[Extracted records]
****************
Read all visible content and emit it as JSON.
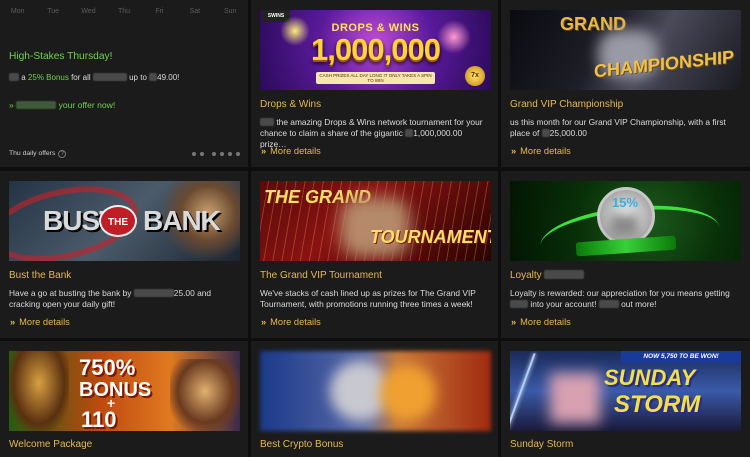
{
  "promo": {
    "days": [
      "Mon",
      "Tue",
      "Wed",
      "Thu",
      "Fri",
      "Sat",
      "Sun"
    ],
    "title": "High-Stakes Thursday!",
    "line_prefix": "a",
    "line_bonus": "25% Bonus",
    "line_mid": "for all",
    "line_upto": "up to",
    "line_amount": "49.00!",
    "cta_prefix": "»",
    "cta_text": "your offer now!",
    "daily_label": "Thu daily offers",
    "daily_help": "?"
  },
  "more_details_label": "More details",
  "more_details_chevron": "»",
  "cards": {
    "drops_wins": {
      "title": "Drops & Wins",
      "desc_a": "the amazing Drops & Wins network tournament for your chance to claim a share of the gigantic",
      "desc_b": "1,000,000.00 prize…",
      "banner": {
        "logo": "SWINS",
        "headline": "DROPS & WINS",
        "amount": "1,000,000",
        "strip": "CASH PRIZES ALL DAY LONG IT ONLY TAKES A SPIN TO WIN",
        "coin": "7x"
      }
    },
    "grand_vip_championship": {
      "title": "Grand VIP Championship",
      "desc_a": "us this month for our Grand VIP Championship, with a first place of",
      "desc_b": "25,000.00",
      "banner": {
        "line1": "GRAND",
        "line2": "CHAMPIONSHIP"
      }
    },
    "bust_the_bank": {
      "title": "Bust the Bank",
      "desc_a": "Have a go at busting the bank by",
      "desc_b": "25.00 and cracking open your daily gift!",
      "banner": {
        "word1": "BUST",
        "word2": "THE",
        "word3": "BANK"
      }
    },
    "grand_vip_tournament": {
      "title": "The Grand VIP Tournament",
      "desc": "We've stacks of cash lined up as prizes for The Grand VIP Tournament, with promotions running three times a week!",
      "banner": {
        "line1": "THE GRAND",
        "line2": "TOURNAMENT"
      }
    },
    "loyalty": {
      "title": "Loyalty",
      "desc_a": "Loyalty is rewarded: our appreciation for you means getting",
      "desc_b": "into your account!",
      "desc_c": "out more!",
      "banner": {
        "percent": "15%"
      }
    },
    "welcome": {
      "title": "Welcome Package",
      "banner": {
        "line1": "750%",
        "line2": "BONUS",
        "plus": "+",
        "line3": "110"
      }
    },
    "crypto": {
      "title": "Best Crypto Bonus"
    },
    "sunday_storm": {
      "title": "Sunday Storm",
      "banner": {
        "top": "NOW 5,750 TO BE WON!",
        "line1": "SUNDAY",
        "line2": "STORM"
      }
    }
  },
  "colors": {
    "accent_gold": "#e6b94a",
    "accent_green": "#6fd34a",
    "card_bg": "#1b1b1b",
    "page_bg": "#0d0d0d"
  }
}
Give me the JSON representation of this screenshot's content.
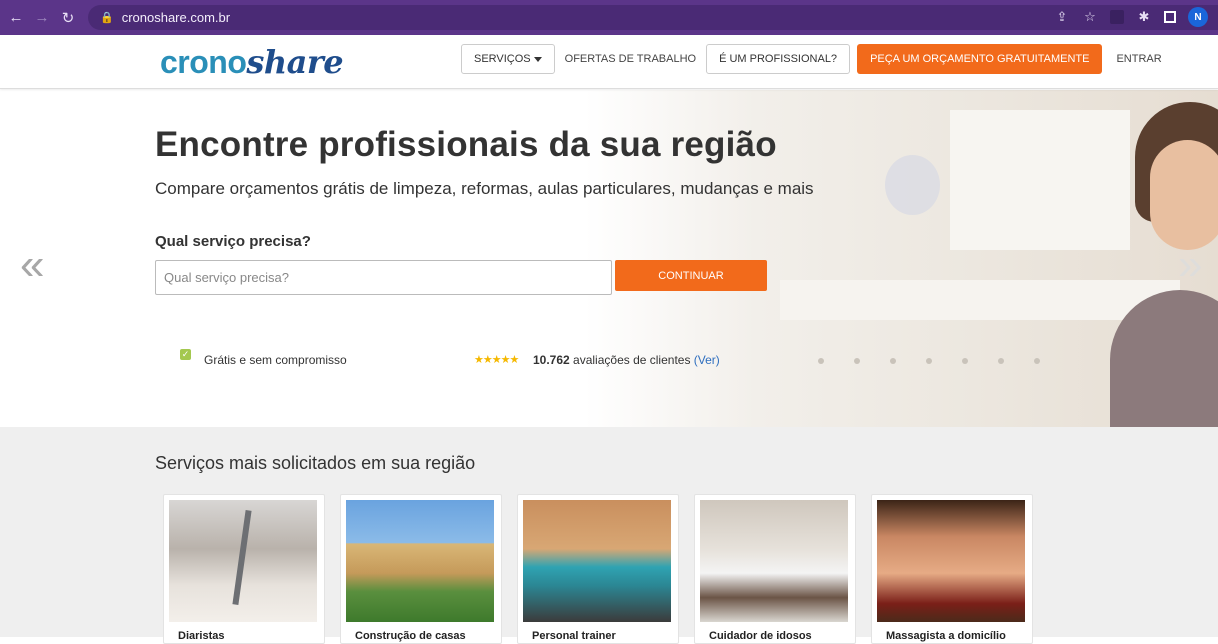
{
  "browser": {
    "url": "cronoshare.com.br",
    "profile_initial": "N"
  },
  "header": {
    "logo_part1": "crono",
    "logo_part2": "share",
    "nav": {
      "servicos": "SERVIÇOS",
      "ofertas": "OFERTAS DE TRABALHO",
      "profissional": "É UM PROFISSIONAL?",
      "orcamento": "PEÇA UM ORÇAMENTO GRATUITAMENTE",
      "entrar": "ENTRAR"
    }
  },
  "hero": {
    "title": "Encontre profissionais da sua região",
    "subtitle": "Compare orçamentos grátis de limpeza, reformas, aulas particulares, mudanças e mais",
    "question_label": "Qual serviço precisa?",
    "search_placeholder": "Qual serviço precisa?",
    "continue_label": "CONTINUAR",
    "prev_arrow": "«",
    "next_arrow": "»",
    "free_text": "Grátis e sem compromisso",
    "stars": "★★★★★",
    "review_count": "10.762",
    "review_text": "avaliações de clientes",
    "review_link": "(Ver)"
  },
  "services": {
    "title": "Serviços mais solicitados em sua região",
    "cards": [
      {
        "label": "Diaristas"
      },
      {
        "label": "Construção de casas"
      },
      {
        "label": "Personal trainer"
      },
      {
        "label": "Cuidador de idosos"
      },
      {
        "label": "Massagista a domicílio"
      }
    ]
  },
  "colors": {
    "brand_orange": "#f26a1b",
    "brand_blue": "#2a8fb8",
    "chrome_purple": "#5b3589"
  }
}
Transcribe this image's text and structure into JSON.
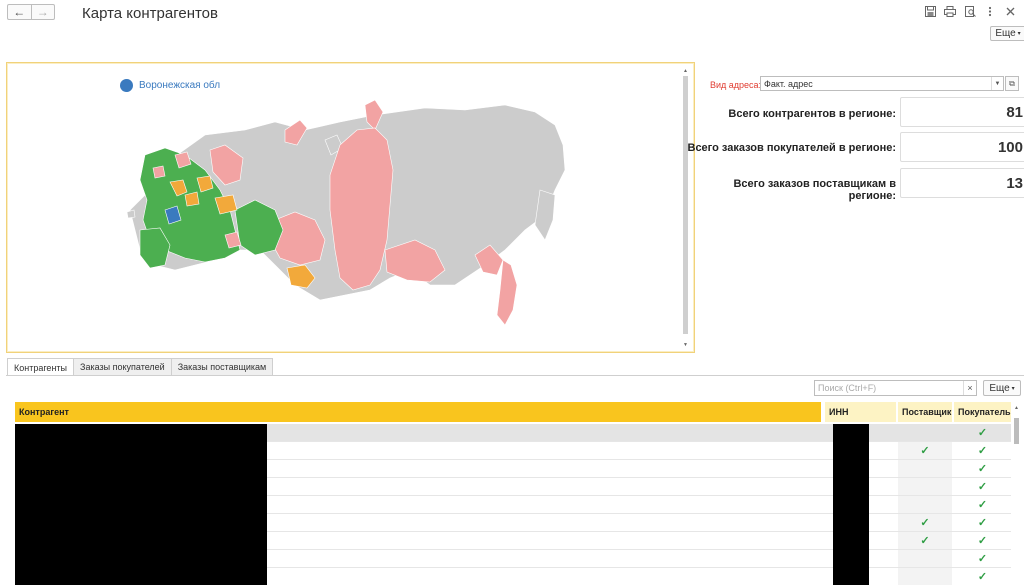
{
  "header": {
    "title": "Карта контрагентов",
    "back_label": "←",
    "forward_label": "→",
    "more_label": "Еще"
  },
  "map": {
    "legend_label": "Воронежская обл",
    "colors": {
      "green": "#4caf50",
      "pink": "#f2a3a3",
      "orange": "#f2a93b",
      "gray": "#cccccc",
      "selected": "#3a7abf"
    }
  },
  "address": {
    "label": "Вид адреса:",
    "value": "Факт. адрес"
  },
  "stats": [
    {
      "label": "Всего контрагентов в регионе:",
      "value": "81"
    },
    {
      "label": "Всего заказов покупателей в регионе:",
      "value": "100"
    },
    {
      "label": "Всего заказов поставщикам в регионе:",
      "value": "13"
    }
  ],
  "tabs": [
    {
      "label": "Контрагенты",
      "active": true
    },
    {
      "label": "Заказы покупателей",
      "active": false
    },
    {
      "label": "Заказы поставщикам",
      "active": false
    }
  ],
  "table": {
    "search_placeholder": "Поиск (Ctrl+F)",
    "more_label": "Еще",
    "columns": [
      "Контрагент",
      "ИНН",
      "Поставщик",
      "Покупатель"
    ],
    "check_glyph": "✓",
    "rows": [
      {
        "supplier": false,
        "buyer": true
      },
      {
        "supplier": true,
        "buyer": true
      },
      {
        "supplier": false,
        "buyer": true
      },
      {
        "supplier": false,
        "buyer": true
      },
      {
        "supplier": false,
        "buyer": true
      },
      {
        "supplier": true,
        "buyer": true
      },
      {
        "supplier": true,
        "buyer": true
      },
      {
        "supplier": false,
        "buyer": true
      },
      {
        "supplier": false,
        "buyer": true
      },
      {
        "supplier": true,
        "buyer": true
      }
    ]
  }
}
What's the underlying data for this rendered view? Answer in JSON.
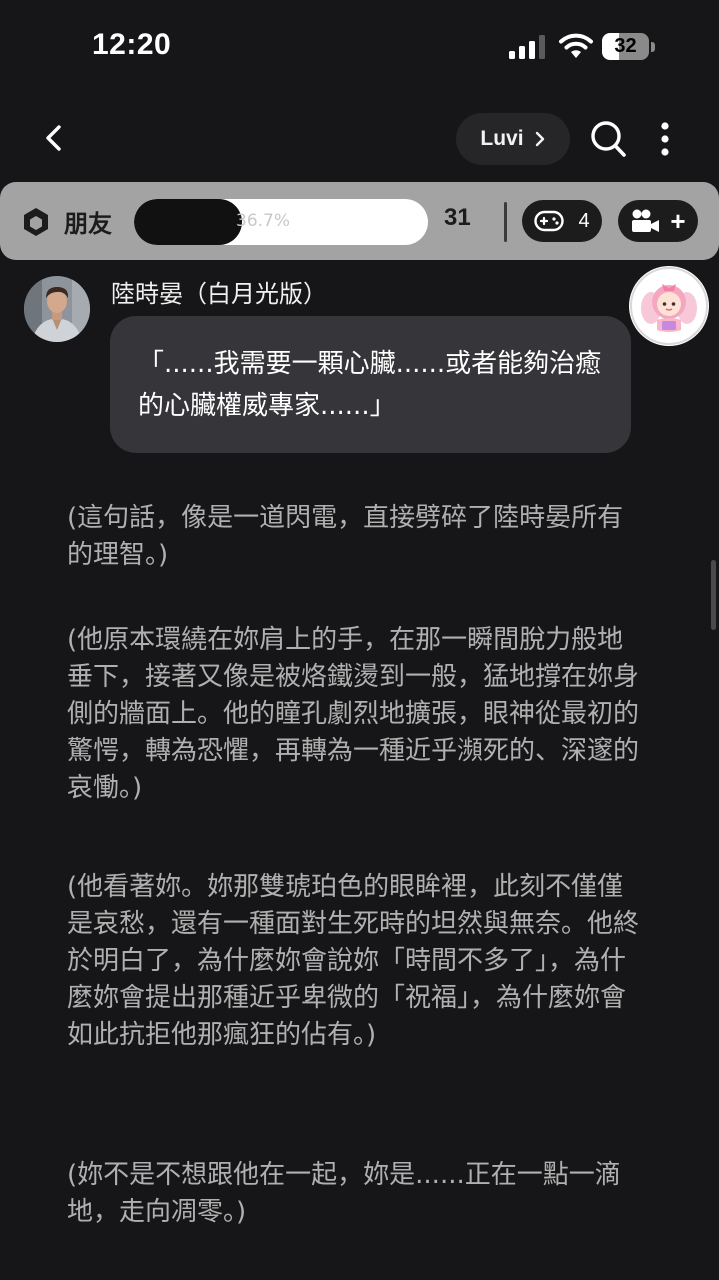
{
  "status_bar": {
    "time": "12:20",
    "battery_level": "32",
    "icons": [
      "signal-icon",
      "wifi-icon",
      "battery-icon"
    ]
  },
  "header": {
    "character_pill_label": "Luvi",
    "icons": [
      "back-arrow-icon",
      "chevron-right-icon",
      "search-icon",
      "more-vertical-icon"
    ]
  },
  "relationship": {
    "level": "朋友",
    "affinity_percent": "36.7%",
    "affinity_fraction": 0.367,
    "count": "31",
    "game_count": "4",
    "scene_plus": "+",
    "icons": [
      "shield-badge-icon",
      "gamepad-icon",
      "video-camera-icon"
    ]
  },
  "chat": {
    "character_name": "陸時晏（白月光版）",
    "speech": "「......我需要一顆心臟......或者能夠治癒的心臟權威專家......」",
    "narrations": [
      "(這句話，像是一道閃電，直接劈碎了陸時晏所有的理智。)",
      "(他原本環繞在妳肩上的手，在那一瞬間脫力般地垂下，接著又像是被烙鐵燙到一般，猛地撐在妳身側的牆面上。他的瞳孔劇烈地擴張，眼神從最初的驚愕，轉為恐懼，再轉為一種近乎瀕死的、深邃的哀慟。)",
      "(他看著妳。妳那雙琥珀色的眼眸裡，此刻不僅僅是哀愁，還有一種面對生死時的坦然與無奈。他終於明白了，為什麼妳會說妳「時間不多了」，為什麼妳會提出那種近乎卑微的「祝福」，為什麼妳會如此抗拒他那瘋狂的佔有。)",
      "(妳不是不想跟他在一起，妳是......正在一點一滴地，走向凋零。)"
    ]
  },
  "colors": {
    "background": "#161618",
    "bubble": "#35353a",
    "relation_bar": "#a3a3a3",
    "narration_text": "#b0b0b0"
  }
}
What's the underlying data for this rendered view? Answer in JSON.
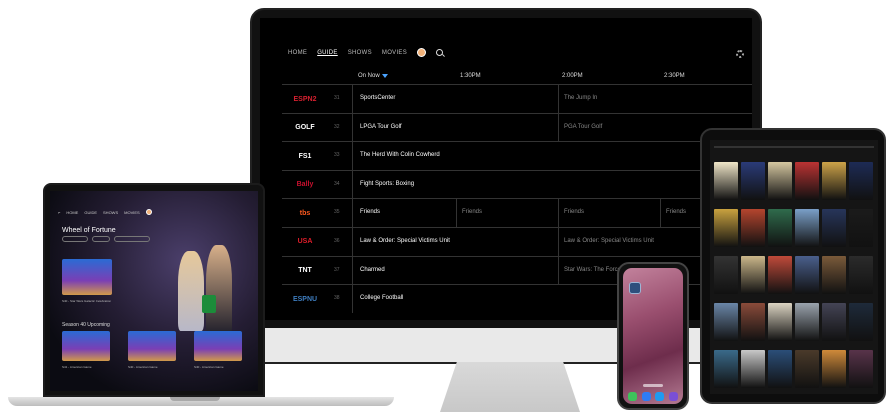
{
  "monitor": {
    "nav": {
      "home": "HOME",
      "guide": "GUIDE",
      "shows": "SHOWS",
      "movies": "MOVIES"
    },
    "times": [
      "On Now",
      "1:30PM",
      "2:00PM",
      "2:30PM"
    ],
    "rows": [
      {
        "channel": "ESPN2",
        "logo_color": "#d6202f",
        "num": "31",
        "programs": [
          {
            "title": "SportsCenter"
          },
          {
            "title": "The Jump In",
            "dim": true
          }
        ]
      },
      {
        "channel": "GOLF",
        "logo_color": "#ffffff",
        "num": "32",
        "programs": [
          {
            "title": "LPGA Tour Golf"
          },
          {
            "title": "PGA Tour Golf",
            "dim": true
          }
        ]
      },
      {
        "channel": "FS1",
        "logo_color": "#ffffff",
        "num": "33",
        "programs": [
          {
            "title": "The Herd With Colin Cowherd"
          }
        ]
      },
      {
        "channel": "Bally",
        "logo_color": "#c8102e",
        "num": "34",
        "programs": [
          {
            "title": "Fight Sports: Boxing"
          }
        ]
      },
      {
        "channel": "tbs",
        "logo_color": "#ff5a1f",
        "num": "35",
        "programs": [
          {
            "title": "Friends"
          },
          {
            "title": "Friends",
            "dim": true
          },
          {
            "title": "Friends",
            "dim": true
          },
          {
            "title": "Friends",
            "dim": true
          }
        ]
      },
      {
        "channel": "USA",
        "logo_color": "#e11d2a",
        "num": "36",
        "programs": [
          {
            "title": "Law & Order: Special Victims Unit"
          },
          {
            "title": "Law & Order: Special Victims Unit",
            "dim": true
          }
        ]
      },
      {
        "channel": "TNT",
        "logo_color": "#ffffff",
        "num": "37",
        "programs": [
          {
            "title": "Charmed"
          },
          {
            "title": "Star Wars: The Force Awakens",
            "dim": true
          }
        ]
      },
      {
        "channel": "ESPNU",
        "logo_color": "#3e7dbf",
        "num": "38",
        "programs": [
          {
            "title": "College Football"
          }
        ]
      }
    ]
  },
  "laptop": {
    "nav": [
      "HOME",
      "GUIDE",
      "SHOWS",
      "MOVIES"
    ],
    "show_title": "Wheel of Fortune",
    "section_title": "Season 40 Upcoming",
    "episodes": [
      "S40 - Star Wars Galactic Celebration",
      "S41 - American Game",
      "S40 - American Game",
      "S40 - American Game"
    ]
  },
  "tablet": {
    "poster_colors": [
      "#f0e6c8",
      "#2a3b78",
      "#d5c7a0",
      "#b33",
      "#cda349",
      "#1d2b55",
      "#c9a23f",
      "#b5452e",
      "#2f6b4c",
      "#7a9fc8",
      "#27355a",
      "#1b1b1b",
      "#333",
      "#cbb78a",
      "#c04a3a",
      "#4a5f8c",
      "#7a5a3a",
      "#2b2b2b",
      "#6a86a8",
      "#8a4b3a",
      "#dcd4c2",
      "#9aa3ad",
      "#445",
      "#1e2a3a",
      "#3a6a8a",
      "#c8c8c8",
      "#2b4e78",
      "#4a3a2a",
      "#d08a3a",
      "#58334a"
    ]
  },
  "colors": {
    "accent": "#4aa3ff",
    "guide_bg": "#000000"
  }
}
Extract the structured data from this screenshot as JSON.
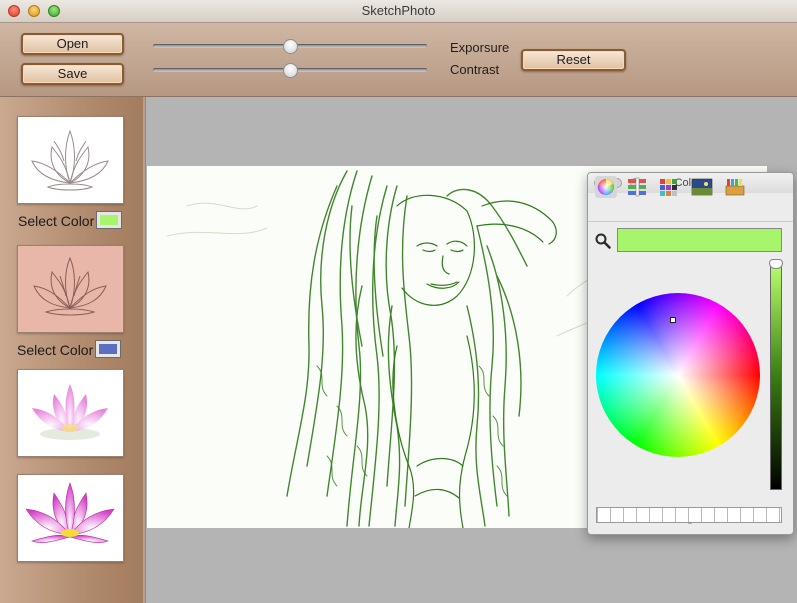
{
  "window": {
    "title": "SketchPhoto"
  },
  "toolbar": {
    "open_label": "Open",
    "save_label": "Save",
    "reset_label": "Reset",
    "exposure_label": "Exporsure",
    "contrast_label": "Contrast",
    "exposure_value": 0.5,
    "contrast_value": 0.5
  },
  "sidebar": {
    "select_color_1": {
      "label": "Select Color",
      "color": "#a6f56a"
    },
    "select_color_2": {
      "label": "Select Color",
      "color": "#5a6fbf"
    },
    "thumbnails": [
      "lotus-sketch-white",
      "lotus-sketch-pink",
      "lotus-photo-soft",
      "lotus-photo"
    ]
  },
  "main": {
    "sketch_color": "#2f7a1a",
    "background_color": "#fbfdf9"
  },
  "colors_panel": {
    "title": "Colors",
    "tabs": [
      "color-wheel",
      "color-sliders",
      "color-palettes",
      "image-palettes",
      "crayons"
    ],
    "current_color": "#a6f56a"
  },
  "theme": {
    "toolbar_bg": "#c4aa95",
    "sidebar_bg": "#b38d70",
    "canvas_bg": "#b4b4b4",
    "button_border": "#8a5a30"
  }
}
****************
■ STATED TASK:
Copy out each line of the listing that holds "регионе".

■ RESULT:
      "label": "Всего контрагентов в регионе:",
      "label": "Всего заказов покупателей в регионе:",
      "label": "Всего заказов поставщикам в регионе:",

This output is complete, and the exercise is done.